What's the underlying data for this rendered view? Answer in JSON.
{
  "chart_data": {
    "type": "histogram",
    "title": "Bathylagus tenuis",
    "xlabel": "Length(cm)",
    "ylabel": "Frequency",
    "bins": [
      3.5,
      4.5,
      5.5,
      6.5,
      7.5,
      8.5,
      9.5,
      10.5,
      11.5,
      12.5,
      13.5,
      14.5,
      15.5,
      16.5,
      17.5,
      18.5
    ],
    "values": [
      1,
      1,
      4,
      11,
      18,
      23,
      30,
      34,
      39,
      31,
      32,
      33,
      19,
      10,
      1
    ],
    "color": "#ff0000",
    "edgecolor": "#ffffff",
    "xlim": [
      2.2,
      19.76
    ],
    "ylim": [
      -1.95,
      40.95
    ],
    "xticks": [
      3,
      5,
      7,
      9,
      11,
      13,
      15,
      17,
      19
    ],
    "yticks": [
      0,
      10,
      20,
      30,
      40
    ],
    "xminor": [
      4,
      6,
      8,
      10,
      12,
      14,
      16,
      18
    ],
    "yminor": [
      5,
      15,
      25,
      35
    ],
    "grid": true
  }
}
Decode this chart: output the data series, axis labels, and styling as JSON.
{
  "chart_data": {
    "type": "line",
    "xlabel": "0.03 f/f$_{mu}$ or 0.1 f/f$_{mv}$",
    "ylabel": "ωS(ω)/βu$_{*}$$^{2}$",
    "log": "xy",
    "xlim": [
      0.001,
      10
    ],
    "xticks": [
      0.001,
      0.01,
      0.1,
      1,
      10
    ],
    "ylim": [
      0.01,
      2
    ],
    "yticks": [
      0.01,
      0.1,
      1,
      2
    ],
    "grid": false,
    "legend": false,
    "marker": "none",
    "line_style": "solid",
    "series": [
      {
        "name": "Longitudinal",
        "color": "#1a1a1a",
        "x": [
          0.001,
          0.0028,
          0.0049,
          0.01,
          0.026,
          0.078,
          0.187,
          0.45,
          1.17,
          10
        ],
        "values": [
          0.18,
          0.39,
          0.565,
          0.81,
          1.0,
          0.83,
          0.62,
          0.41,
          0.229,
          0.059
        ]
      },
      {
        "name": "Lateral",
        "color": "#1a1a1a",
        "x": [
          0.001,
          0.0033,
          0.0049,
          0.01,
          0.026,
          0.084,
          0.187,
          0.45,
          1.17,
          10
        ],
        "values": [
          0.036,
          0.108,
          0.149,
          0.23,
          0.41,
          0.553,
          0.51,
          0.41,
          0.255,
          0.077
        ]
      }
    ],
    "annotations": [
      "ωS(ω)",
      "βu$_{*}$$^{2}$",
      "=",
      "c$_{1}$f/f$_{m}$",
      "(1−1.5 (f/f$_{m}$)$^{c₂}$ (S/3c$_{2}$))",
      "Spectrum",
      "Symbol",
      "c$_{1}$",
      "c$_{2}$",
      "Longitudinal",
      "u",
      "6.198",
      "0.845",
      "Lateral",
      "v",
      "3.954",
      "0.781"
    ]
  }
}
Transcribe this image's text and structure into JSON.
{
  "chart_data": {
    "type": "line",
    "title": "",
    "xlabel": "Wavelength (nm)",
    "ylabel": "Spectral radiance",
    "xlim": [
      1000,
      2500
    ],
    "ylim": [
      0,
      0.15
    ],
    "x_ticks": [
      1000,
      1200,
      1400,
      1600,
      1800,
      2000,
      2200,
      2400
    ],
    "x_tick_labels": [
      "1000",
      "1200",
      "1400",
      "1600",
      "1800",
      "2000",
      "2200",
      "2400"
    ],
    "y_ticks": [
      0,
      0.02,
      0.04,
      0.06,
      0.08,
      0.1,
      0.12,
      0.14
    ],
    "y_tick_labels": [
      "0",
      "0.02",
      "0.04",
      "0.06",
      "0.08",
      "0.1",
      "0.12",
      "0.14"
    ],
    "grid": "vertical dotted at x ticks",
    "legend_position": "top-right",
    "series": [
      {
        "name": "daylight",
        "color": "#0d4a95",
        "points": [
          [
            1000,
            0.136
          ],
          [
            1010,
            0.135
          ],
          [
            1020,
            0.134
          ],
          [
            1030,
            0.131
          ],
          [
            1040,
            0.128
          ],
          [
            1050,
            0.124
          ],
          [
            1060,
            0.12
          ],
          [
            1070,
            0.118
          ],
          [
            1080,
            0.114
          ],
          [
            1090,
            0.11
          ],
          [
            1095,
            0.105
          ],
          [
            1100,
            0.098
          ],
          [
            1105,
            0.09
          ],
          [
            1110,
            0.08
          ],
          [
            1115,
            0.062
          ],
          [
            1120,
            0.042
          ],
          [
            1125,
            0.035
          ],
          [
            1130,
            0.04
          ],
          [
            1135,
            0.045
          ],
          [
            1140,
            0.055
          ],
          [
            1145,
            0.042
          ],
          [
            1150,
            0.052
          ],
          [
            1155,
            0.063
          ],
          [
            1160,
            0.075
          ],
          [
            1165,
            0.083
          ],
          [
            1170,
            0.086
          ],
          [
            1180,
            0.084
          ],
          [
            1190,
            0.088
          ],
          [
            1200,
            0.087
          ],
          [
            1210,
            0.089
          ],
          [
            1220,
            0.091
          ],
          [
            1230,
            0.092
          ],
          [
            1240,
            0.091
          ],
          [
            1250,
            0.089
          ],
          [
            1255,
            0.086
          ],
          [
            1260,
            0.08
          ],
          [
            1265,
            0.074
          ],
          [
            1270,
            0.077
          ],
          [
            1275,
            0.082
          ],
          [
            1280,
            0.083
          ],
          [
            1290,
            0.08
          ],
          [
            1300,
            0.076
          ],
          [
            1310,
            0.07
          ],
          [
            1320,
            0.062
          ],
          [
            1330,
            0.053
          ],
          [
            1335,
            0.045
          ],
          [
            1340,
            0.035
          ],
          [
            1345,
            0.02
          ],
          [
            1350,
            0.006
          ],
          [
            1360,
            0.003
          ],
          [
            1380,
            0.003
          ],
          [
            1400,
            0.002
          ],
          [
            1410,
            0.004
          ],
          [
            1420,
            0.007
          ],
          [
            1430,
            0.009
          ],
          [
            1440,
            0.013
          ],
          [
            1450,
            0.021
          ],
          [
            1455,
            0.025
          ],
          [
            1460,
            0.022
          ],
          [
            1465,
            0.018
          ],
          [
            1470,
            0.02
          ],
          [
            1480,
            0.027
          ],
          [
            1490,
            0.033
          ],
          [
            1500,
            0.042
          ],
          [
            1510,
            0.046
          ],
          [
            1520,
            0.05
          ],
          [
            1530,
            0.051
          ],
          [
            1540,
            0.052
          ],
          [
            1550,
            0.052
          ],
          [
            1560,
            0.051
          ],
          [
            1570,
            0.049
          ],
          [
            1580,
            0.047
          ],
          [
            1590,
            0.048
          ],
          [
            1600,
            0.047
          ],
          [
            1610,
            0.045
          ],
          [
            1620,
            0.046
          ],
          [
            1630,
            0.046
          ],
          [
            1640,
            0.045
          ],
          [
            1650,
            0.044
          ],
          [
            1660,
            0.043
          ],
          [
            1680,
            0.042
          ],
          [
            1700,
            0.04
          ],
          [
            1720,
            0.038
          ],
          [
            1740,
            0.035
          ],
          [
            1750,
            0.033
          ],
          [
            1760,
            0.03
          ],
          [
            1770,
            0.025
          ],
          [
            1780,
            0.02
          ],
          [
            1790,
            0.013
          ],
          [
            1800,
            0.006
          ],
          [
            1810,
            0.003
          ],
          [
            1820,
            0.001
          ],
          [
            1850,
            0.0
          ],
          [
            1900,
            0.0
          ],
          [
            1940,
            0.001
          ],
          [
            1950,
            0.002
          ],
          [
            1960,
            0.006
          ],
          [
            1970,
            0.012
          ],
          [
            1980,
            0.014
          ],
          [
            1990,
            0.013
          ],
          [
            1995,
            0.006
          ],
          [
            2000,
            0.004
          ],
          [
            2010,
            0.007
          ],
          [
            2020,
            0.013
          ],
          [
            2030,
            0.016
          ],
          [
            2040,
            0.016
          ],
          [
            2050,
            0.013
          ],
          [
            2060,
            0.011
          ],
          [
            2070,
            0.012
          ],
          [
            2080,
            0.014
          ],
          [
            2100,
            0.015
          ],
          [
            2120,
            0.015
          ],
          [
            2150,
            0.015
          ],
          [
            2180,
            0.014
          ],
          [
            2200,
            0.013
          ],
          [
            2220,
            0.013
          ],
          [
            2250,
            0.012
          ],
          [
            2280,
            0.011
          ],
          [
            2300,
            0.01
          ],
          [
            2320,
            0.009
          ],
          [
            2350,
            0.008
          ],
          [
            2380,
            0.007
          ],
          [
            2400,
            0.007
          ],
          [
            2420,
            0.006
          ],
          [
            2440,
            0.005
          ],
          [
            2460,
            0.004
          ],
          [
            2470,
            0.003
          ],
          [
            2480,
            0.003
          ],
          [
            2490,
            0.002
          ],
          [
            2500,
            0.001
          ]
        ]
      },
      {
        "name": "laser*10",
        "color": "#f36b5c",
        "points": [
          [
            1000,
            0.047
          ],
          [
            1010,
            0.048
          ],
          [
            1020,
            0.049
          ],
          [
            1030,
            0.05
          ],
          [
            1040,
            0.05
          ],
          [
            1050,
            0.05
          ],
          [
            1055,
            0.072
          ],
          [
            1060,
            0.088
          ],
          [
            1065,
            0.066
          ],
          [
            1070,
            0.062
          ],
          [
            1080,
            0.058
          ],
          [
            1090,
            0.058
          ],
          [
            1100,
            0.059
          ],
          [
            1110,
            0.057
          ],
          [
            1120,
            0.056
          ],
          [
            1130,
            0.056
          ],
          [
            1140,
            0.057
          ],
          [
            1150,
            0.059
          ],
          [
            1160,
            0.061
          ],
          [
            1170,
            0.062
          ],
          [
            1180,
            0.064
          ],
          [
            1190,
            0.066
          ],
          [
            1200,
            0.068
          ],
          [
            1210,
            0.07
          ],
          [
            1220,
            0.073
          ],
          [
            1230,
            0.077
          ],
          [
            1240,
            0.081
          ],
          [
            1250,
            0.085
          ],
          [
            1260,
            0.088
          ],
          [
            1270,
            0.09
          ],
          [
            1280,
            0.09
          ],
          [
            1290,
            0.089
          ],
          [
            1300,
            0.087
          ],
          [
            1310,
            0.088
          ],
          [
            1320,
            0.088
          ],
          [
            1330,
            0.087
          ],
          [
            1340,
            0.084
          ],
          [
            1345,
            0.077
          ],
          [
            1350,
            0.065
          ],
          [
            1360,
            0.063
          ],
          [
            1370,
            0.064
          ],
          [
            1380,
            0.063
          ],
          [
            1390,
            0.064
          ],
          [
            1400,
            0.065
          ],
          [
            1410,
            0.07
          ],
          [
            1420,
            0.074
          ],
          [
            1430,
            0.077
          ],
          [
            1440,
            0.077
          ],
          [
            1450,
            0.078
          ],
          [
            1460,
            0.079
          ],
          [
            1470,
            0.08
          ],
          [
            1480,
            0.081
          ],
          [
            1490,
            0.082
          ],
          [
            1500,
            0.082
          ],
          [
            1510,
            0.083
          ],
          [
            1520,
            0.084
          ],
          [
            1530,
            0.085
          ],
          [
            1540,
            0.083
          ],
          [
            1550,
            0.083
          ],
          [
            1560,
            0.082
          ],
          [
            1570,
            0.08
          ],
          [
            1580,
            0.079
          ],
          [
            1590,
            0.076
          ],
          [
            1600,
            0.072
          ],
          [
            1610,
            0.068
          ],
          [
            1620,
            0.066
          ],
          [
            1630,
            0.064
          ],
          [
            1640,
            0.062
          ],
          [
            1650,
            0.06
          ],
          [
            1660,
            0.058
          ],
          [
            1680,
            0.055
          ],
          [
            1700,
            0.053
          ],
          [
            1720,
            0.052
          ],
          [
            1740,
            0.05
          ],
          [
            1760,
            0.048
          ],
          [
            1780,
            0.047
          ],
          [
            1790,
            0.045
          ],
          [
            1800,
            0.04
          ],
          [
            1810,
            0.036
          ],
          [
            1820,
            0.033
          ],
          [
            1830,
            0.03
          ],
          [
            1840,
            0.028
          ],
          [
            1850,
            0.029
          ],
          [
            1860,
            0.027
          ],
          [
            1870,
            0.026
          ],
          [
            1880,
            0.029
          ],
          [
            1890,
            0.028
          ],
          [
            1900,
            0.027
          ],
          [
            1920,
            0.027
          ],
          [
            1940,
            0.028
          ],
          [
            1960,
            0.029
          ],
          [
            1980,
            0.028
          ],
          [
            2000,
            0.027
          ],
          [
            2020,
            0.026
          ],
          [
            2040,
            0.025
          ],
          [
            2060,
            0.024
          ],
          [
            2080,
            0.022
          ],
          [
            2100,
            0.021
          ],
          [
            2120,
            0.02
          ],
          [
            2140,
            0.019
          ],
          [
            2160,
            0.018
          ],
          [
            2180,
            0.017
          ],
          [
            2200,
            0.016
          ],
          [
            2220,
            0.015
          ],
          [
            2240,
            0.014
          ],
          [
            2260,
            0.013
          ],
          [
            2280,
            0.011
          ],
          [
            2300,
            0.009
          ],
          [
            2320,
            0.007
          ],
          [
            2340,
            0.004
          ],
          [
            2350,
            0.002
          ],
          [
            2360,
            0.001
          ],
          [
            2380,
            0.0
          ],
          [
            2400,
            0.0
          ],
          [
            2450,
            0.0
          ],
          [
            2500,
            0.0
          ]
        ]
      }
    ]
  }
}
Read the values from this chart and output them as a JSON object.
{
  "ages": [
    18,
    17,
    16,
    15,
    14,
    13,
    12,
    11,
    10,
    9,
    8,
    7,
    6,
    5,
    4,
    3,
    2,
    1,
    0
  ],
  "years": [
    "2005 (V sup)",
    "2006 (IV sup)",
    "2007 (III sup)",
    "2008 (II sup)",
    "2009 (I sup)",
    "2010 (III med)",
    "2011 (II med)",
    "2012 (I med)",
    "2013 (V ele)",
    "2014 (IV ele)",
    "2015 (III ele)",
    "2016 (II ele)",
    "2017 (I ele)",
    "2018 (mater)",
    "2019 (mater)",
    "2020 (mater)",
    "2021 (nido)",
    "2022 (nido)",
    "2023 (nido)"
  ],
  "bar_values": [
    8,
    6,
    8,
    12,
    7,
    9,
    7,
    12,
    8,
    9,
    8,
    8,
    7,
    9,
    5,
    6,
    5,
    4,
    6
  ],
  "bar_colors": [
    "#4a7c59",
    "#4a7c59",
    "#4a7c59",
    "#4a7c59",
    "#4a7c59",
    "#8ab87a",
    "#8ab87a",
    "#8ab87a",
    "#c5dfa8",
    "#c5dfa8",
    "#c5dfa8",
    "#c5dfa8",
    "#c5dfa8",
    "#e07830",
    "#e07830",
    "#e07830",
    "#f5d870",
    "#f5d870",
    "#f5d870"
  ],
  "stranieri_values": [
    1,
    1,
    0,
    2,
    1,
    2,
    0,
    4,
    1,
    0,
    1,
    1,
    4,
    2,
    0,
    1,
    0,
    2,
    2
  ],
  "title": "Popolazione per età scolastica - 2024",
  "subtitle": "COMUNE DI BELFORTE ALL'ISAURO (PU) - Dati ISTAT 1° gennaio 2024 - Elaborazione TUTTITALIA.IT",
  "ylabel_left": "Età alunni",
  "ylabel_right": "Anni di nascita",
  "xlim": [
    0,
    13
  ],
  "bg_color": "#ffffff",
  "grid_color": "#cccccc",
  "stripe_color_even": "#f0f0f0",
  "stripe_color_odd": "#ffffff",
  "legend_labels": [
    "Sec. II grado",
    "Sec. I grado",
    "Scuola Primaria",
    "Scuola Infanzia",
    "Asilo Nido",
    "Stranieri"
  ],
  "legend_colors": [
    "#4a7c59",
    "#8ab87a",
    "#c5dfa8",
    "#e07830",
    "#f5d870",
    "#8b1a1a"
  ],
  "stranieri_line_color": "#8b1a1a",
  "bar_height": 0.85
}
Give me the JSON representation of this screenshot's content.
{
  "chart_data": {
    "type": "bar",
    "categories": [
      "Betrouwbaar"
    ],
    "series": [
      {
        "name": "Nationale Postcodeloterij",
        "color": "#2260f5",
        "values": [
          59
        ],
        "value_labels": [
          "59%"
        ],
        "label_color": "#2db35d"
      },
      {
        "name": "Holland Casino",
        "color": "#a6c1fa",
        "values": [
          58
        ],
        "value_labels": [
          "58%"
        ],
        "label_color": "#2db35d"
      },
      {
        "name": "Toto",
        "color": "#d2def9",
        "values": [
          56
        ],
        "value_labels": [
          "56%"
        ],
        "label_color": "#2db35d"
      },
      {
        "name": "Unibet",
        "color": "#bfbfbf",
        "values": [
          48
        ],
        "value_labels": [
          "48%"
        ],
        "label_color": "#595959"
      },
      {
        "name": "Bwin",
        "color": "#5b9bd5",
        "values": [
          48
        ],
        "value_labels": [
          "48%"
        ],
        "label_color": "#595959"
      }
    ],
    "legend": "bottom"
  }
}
■ ■ ■ ■
Where a line holds the string "ffffff", copy that line.

    "edgecolor": "#ffffff",
  "bg_color": "#ffffff",
  "stripe_color_odd": "#ffffff",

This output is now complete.